---------- DATA ENTRIES

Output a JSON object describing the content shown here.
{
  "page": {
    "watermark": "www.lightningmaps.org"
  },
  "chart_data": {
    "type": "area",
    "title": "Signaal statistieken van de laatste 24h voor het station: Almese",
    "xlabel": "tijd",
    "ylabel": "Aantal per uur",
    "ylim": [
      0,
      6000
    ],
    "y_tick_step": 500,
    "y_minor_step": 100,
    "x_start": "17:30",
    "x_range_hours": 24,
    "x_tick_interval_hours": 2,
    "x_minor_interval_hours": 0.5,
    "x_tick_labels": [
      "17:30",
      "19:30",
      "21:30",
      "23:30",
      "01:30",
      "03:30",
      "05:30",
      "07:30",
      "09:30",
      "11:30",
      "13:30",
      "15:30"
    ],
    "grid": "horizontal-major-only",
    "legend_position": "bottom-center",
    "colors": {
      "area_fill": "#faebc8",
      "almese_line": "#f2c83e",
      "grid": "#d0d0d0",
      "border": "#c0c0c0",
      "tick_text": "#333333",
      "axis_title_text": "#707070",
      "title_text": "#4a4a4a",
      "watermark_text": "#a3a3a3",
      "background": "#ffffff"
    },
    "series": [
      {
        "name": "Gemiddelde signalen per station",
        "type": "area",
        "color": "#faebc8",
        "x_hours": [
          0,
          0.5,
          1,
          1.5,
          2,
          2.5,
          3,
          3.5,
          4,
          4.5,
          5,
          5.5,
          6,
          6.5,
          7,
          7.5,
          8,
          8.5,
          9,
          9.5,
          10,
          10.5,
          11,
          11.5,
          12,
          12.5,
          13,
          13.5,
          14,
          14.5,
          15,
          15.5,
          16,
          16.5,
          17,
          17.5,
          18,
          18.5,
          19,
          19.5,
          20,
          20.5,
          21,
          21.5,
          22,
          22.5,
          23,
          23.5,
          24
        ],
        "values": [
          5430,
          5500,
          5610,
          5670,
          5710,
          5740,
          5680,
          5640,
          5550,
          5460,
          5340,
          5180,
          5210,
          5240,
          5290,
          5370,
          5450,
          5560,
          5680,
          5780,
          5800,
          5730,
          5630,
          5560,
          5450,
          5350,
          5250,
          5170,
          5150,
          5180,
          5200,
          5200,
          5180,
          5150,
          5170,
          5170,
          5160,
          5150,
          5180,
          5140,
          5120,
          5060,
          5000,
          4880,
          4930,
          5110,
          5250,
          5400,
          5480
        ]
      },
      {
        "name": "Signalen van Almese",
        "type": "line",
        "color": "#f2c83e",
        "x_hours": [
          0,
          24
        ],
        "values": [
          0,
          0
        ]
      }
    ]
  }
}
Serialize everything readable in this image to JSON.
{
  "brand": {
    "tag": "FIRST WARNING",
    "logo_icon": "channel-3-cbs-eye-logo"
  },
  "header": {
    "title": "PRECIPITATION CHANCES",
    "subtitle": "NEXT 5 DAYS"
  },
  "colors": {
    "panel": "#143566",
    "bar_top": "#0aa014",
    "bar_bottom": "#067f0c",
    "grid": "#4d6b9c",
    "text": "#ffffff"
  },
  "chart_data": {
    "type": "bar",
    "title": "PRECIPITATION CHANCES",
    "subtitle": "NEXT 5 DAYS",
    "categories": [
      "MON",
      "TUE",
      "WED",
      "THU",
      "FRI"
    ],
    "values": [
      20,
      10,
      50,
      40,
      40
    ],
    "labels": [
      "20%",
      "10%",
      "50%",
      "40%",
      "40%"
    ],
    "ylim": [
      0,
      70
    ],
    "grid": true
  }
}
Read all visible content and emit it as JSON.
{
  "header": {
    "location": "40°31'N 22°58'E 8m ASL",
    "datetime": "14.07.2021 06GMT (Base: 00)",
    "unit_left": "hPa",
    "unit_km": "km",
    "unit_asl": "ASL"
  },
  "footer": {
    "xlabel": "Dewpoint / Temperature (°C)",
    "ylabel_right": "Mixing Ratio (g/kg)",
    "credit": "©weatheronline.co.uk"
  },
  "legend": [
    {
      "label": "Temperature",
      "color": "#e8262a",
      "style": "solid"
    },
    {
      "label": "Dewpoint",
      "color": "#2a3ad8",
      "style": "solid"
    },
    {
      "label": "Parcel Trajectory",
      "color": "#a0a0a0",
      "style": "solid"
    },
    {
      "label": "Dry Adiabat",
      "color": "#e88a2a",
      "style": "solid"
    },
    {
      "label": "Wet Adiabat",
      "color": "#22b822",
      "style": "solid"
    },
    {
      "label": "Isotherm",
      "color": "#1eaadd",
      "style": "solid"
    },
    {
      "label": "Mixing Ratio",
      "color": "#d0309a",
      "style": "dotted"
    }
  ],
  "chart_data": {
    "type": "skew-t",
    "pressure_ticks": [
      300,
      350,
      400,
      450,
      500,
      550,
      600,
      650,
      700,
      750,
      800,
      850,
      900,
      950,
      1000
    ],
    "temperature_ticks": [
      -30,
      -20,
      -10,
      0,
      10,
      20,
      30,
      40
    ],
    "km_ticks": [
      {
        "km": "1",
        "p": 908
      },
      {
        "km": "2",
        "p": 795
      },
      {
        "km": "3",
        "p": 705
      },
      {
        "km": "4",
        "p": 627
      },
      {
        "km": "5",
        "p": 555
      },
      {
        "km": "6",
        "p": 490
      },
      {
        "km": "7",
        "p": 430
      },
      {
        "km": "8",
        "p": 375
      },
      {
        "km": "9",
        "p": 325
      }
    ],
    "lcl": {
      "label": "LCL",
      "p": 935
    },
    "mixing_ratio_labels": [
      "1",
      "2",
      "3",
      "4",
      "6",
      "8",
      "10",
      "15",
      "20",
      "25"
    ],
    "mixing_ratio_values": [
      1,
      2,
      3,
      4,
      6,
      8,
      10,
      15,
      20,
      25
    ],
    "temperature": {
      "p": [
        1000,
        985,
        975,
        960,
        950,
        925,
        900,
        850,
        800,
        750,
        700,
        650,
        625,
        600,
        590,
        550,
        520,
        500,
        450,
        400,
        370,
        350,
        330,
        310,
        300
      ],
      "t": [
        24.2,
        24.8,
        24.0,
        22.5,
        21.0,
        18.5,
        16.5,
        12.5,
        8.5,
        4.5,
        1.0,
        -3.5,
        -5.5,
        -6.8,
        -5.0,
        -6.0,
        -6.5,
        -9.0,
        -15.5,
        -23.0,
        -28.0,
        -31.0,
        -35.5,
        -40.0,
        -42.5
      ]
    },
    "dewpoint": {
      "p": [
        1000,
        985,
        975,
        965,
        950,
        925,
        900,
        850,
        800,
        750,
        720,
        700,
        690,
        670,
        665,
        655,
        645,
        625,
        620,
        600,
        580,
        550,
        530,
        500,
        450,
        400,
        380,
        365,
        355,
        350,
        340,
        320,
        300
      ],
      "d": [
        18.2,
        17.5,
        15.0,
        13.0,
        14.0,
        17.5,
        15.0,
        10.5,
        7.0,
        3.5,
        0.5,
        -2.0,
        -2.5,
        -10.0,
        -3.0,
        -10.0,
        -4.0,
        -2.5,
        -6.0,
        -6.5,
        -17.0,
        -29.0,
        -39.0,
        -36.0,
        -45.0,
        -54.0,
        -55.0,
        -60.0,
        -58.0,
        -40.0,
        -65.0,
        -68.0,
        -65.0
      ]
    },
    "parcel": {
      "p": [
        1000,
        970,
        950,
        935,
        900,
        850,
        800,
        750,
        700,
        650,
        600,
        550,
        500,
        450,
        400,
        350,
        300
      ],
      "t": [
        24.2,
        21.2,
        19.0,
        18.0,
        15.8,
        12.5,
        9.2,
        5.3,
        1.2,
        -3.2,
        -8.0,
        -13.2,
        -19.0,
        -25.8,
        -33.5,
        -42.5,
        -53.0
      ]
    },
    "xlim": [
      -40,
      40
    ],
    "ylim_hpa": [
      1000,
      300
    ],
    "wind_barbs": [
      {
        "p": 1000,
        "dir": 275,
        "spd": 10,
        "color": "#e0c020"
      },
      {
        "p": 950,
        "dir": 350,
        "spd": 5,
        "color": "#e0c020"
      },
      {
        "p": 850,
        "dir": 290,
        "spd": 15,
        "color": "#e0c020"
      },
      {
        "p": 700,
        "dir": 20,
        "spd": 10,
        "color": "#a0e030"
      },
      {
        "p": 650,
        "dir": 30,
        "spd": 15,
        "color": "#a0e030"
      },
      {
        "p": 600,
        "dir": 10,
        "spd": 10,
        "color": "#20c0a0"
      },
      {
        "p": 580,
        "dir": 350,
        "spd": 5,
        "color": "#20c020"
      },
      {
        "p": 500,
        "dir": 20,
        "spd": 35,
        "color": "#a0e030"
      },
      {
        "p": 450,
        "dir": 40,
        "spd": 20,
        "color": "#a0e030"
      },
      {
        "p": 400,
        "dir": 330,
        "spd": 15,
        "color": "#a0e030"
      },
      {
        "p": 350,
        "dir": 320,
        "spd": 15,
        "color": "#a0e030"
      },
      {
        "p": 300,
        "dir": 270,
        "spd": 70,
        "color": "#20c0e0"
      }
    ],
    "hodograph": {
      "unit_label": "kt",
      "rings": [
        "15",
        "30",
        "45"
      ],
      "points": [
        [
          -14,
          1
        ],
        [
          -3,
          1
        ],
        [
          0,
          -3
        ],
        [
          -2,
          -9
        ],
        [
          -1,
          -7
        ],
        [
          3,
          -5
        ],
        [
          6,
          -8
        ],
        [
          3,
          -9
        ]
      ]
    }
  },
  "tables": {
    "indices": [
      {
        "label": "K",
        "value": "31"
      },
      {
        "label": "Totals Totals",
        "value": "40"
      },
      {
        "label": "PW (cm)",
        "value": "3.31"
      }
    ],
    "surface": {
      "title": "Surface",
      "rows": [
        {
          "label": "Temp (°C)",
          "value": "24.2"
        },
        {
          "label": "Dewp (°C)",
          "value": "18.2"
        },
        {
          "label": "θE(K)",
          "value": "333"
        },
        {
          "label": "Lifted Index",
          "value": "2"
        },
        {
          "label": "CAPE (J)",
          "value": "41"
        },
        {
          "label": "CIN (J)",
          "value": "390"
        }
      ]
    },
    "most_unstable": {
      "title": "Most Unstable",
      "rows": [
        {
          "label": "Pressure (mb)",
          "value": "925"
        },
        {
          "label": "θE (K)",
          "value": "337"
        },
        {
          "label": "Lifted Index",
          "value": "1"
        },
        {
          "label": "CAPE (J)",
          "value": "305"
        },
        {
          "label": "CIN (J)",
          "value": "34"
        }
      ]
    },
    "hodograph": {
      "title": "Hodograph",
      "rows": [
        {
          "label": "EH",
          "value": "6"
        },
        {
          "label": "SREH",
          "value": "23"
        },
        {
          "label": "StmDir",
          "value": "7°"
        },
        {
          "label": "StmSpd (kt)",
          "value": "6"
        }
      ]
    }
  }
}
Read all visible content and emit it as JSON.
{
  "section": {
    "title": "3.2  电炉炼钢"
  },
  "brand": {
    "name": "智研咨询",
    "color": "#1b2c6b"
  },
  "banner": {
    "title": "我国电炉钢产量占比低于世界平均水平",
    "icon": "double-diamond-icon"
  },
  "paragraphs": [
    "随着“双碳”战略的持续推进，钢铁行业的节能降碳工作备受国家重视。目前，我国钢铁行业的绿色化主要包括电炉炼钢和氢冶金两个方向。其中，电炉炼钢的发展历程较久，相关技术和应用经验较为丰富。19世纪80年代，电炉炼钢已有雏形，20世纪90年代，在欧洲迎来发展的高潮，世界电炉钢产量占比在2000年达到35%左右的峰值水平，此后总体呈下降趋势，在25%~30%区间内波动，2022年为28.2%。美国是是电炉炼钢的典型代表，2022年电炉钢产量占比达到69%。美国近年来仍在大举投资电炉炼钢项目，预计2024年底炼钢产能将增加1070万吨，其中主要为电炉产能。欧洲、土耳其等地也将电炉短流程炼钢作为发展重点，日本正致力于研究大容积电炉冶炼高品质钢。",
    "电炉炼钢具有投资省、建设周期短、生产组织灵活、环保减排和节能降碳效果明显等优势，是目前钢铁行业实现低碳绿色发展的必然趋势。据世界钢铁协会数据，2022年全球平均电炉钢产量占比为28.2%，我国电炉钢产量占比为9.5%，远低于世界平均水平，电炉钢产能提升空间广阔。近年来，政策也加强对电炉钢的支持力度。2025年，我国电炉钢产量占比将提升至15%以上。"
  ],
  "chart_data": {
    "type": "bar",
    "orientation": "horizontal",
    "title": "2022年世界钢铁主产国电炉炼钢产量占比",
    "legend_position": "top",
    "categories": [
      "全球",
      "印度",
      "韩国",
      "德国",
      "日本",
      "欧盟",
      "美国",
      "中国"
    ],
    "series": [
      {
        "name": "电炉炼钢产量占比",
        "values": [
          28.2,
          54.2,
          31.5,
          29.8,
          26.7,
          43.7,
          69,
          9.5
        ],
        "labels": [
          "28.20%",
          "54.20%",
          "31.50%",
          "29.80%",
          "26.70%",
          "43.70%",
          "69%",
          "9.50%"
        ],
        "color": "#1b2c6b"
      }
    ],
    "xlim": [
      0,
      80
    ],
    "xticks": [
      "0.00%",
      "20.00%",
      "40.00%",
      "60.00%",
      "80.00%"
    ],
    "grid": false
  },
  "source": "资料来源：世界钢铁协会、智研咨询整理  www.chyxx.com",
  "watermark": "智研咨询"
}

--------------------

§ THE EXERCISE: Where does the word "DAYS" appear? Return each line that holds it.

§ SOLUTION:
    "subtitle": "NEXT 5 DAYS"
    "subtitle": "NEXT 5 DAYS",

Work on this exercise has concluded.